◆ THE RECORDS
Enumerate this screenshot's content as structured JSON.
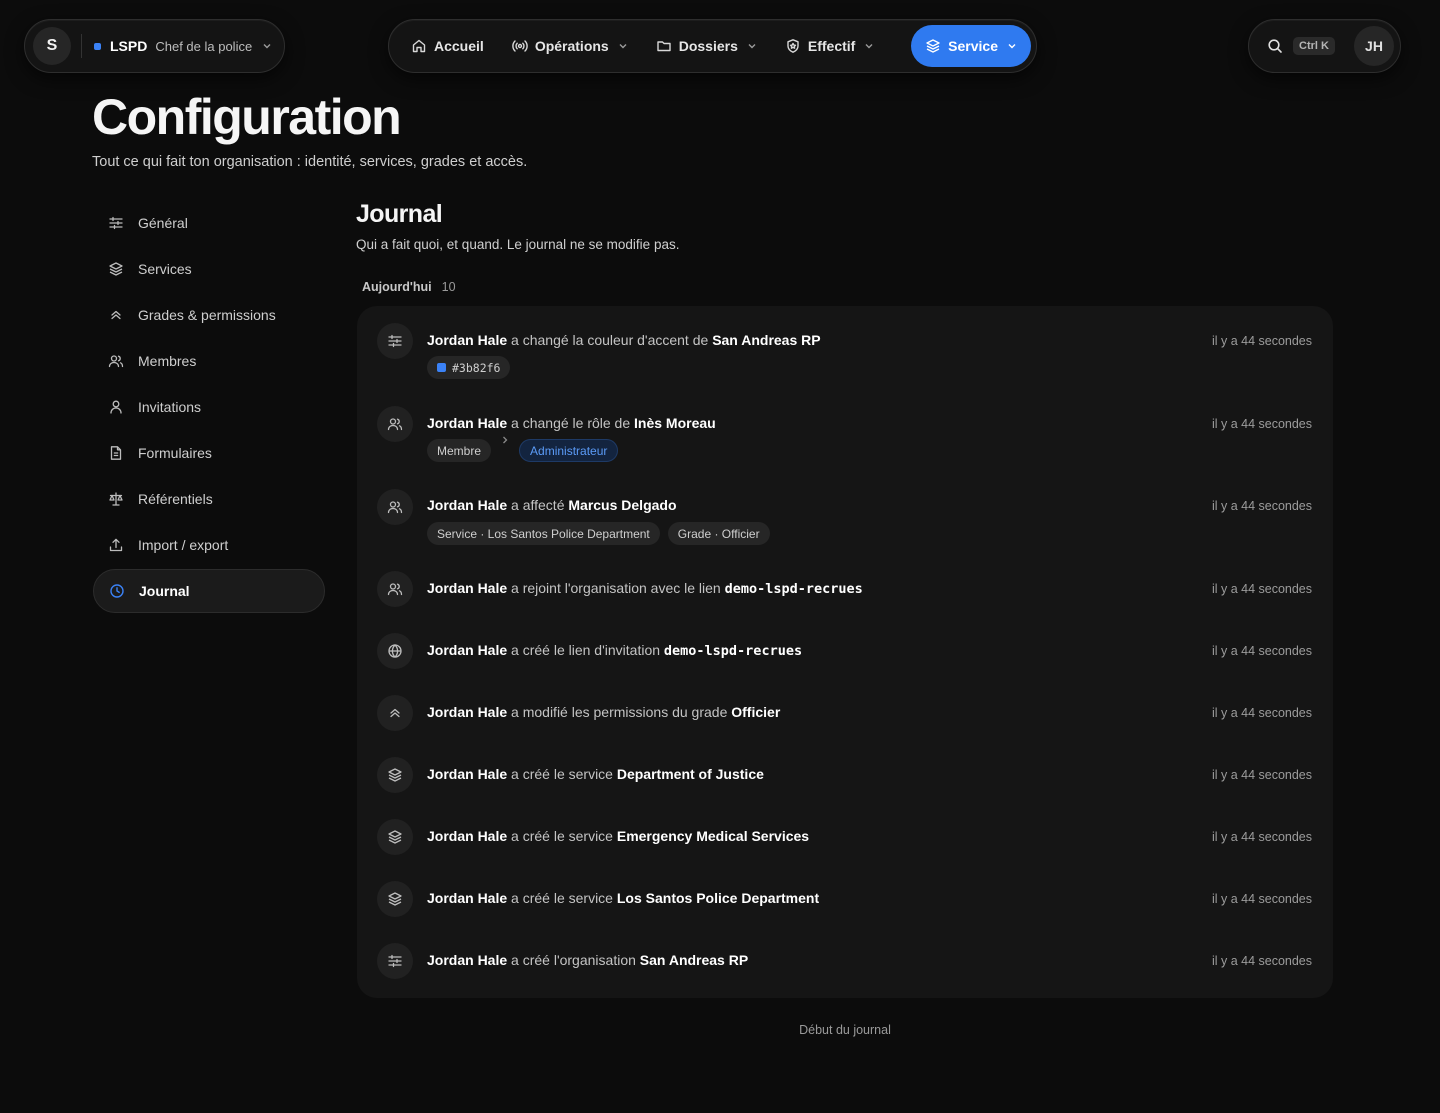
{
  "org": {
    "avatar": "S",
    "name": "LSPD",
    "role": "Chef de la police",
    "accent": "#3b82f6"
  },
  "nav": [
    {
      "label": "Accueil",
      "icon": "home-icon"
    },
    {
      "label": "Opérations",
      "icon": "radio-icon"
    },
    {
      "label": "Dossiers",
      "icon": "folder-icon"
    },
    {
      "label": "Effectif",
      "icon": "shield-icon"
    },
    {
      "label": "Service",
      "icon": "layers-icon",
      "active": true
    }
  ],
  "search": {
    "shortcut": "Ctrl K"
  },
  "user": {
    "initials": "JH"
  },
  "page": {
    "title": "Configuration",
    "subtitle": "Tout ce qui fait ton organisation : identité, services, grades et accès."
  },
  "sidebar": [
    {
      "label": "Général",
      "icon": "sliders-icon"
    },
    {
      "label": "Services",
      "icon": "layers-icon"
    },
    {
      "label": "Grades & permissions",
      "icon": "chevrons-up-icon"
    },
    {
      "label": "Membres",
      "icon": "users-icon"
    },
    {
      "label": "Invitations",
      "icon": "user-icon"
    },
    {
      "label": "Formulaires",
      "icon": "file-icon"
    },
    {
      "label": "Référentiels",
      "icon": "scale-icon"
    },
    {
      "label": "Import / export",
      "icon": "upload-icon"
    },
    {
      "label": "Journal",
      "icon": "clock-icon",
      "active": true
    }
  ],
  "journal": {
    "title": "Journal",
    "subtitle": "Qui a fait quoi, et quand. Le journal ne se modifie pas.",
    "day_label": "Aujourd'hui",
    "day_count": "10",
    "footer": "Début du journal",
    "entries": [
      {
        "icon": "sliders-icon",
        "actor": "Jordan Hale",
        "action": " a changé la couleur d'accent de ",
        "target": "San Andreas RP",
        "time": "il y a 44 secondes",
        "color_tag": {
          "value": "#3b82f6",
          "label": "#3b82f6"
        }
      },
      {
        "icon": "users-icon",
        "actor": "Jordan Hale",
        "action": " a changé le rôle de ",
        "target": "Inès Moreau",
        "time": "il y a 44 secondes",
        "from": "Membre",
        "to": "Administrateur"
      },
      {
        "icon": "users-icon",
        "actor": "Jordan Hale",
        "action": " a affecté ",
        "target": "Marcus Delgado",
        "time": "il y a 44 secondes",
        "tags": [
          "Service · Los Santos Police Department",
          "Grade · Officier"
        ]
      },
      {
        "icon": "users-icon",
        "actor": "Jordan Hale",
        "action": " a rejoint l'organisation avec le lien ",
        "target": "demo-lspd-recrues",
        "mono": true,
        "time": "il y a 44 secondes"
      },
      {
        "icon": "globe-icon",
        "actor": "Jordan Hale",
        "action": " a créé le lien d'invitation ",
        "target": "demo-lspd-recrues",
        "mono": true,
        "time": "il y a 44 secondes"
      },
      {
        "icon": "chevrons-up-icon",
        "actor": "Jordan Hale",
        "action": " a modifié les permissions du grade ",
        "target": "Officier",
        "time": "il y a 44 secondes"
      },
      {
        "icon": "layers-icon",
        "actor": "Jordan Hale",
        "action": " a créé le service ",
        "target": "Department of Justice",
        "time": "il y a 44 secondes"
      },
      {
        "icon": "layers-icon",
        "actor": "Jordan Hale",
        "action": " a créé le service ",
        "target": "Emergency Medical Services",
        "time": "il y a 44 secondes"
      },
      {
        "icon": "layers-icon",
        "actor": "Jordan Hale",
        "action": " a créé le service ",
        "target": "Los Santos Police Department",
        "time": "il y a 44 secondes"
      },
      {
        "icon": "sliders-icon",
        "actor": "Jordan Hale",
        "action": " a créé l'organisation ",
        "target": "San Andreas RP",
        "time": "il y a 44 secondes"
      }
    ]
  }
}
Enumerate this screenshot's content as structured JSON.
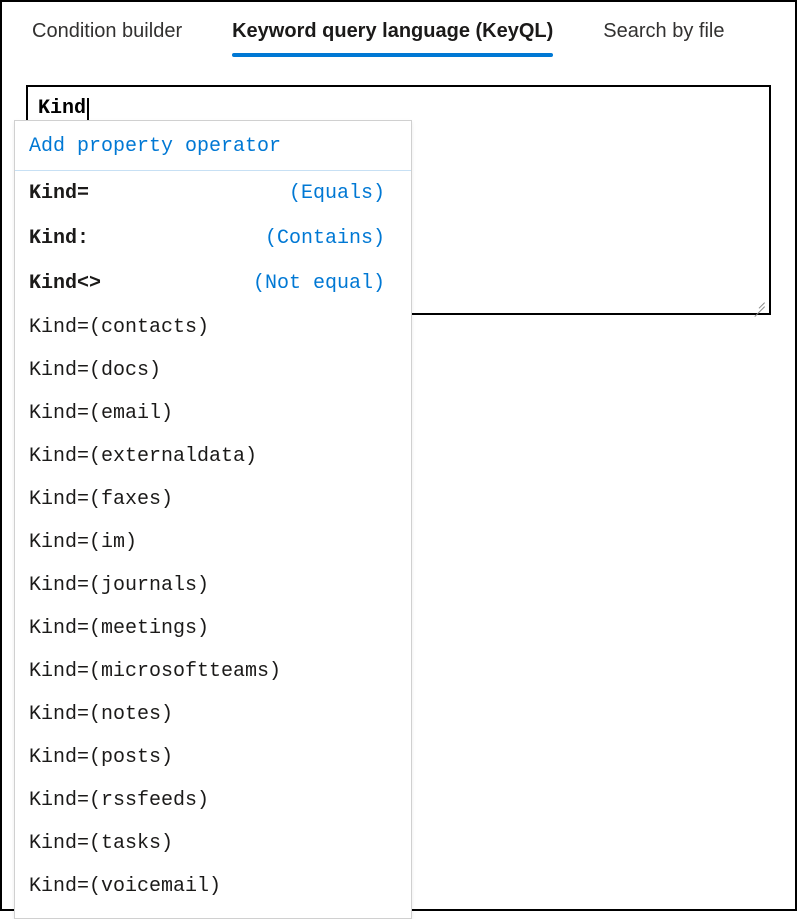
{
  "tabs": [
    {
      "label": "Condition builder",
      "active": false
    },
    {
      "label": "Keyword query language (KeyQL)",
      "active": true
    },
    {
      "label": "Search by file",
      "active": false
    }
  ],
  "query": {
    "value": "Kind"
  },
  "dropdown": {
    "header": "Add property operator",
    "operators": [
      {
        "key": "Kind=",
        "desc": "(Equals)"
      },
      {
        "key": "Kind:",
        "desc": "(Contains)"
      },
      {
        "key": "Kind<>",
        "desc": "(Not equal)"
      }
    ],
    "values": [
      "Kind=(contacts)",
      "Kind=(docs)",
      "Kind=(email)",
      "Kind=(externaldata)",
      "Kind=(faxes)",
      "Kind=(im)",
      "Kind=(journals)",
      "Kind=(meetings)",
      "Kind=(microsoftteams)",
      "Kind=(notes)",
      "Kind=(posts)",
      "Kind=(rssfeeds)",
      "Kind=(tasks)",
      "Kind=(voicemail)"
    ]
  }
}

◆ DIRECTIONS
Going through the records above, state how many lines carry "lien", with no other text.

◆ ANSWER BELOW
2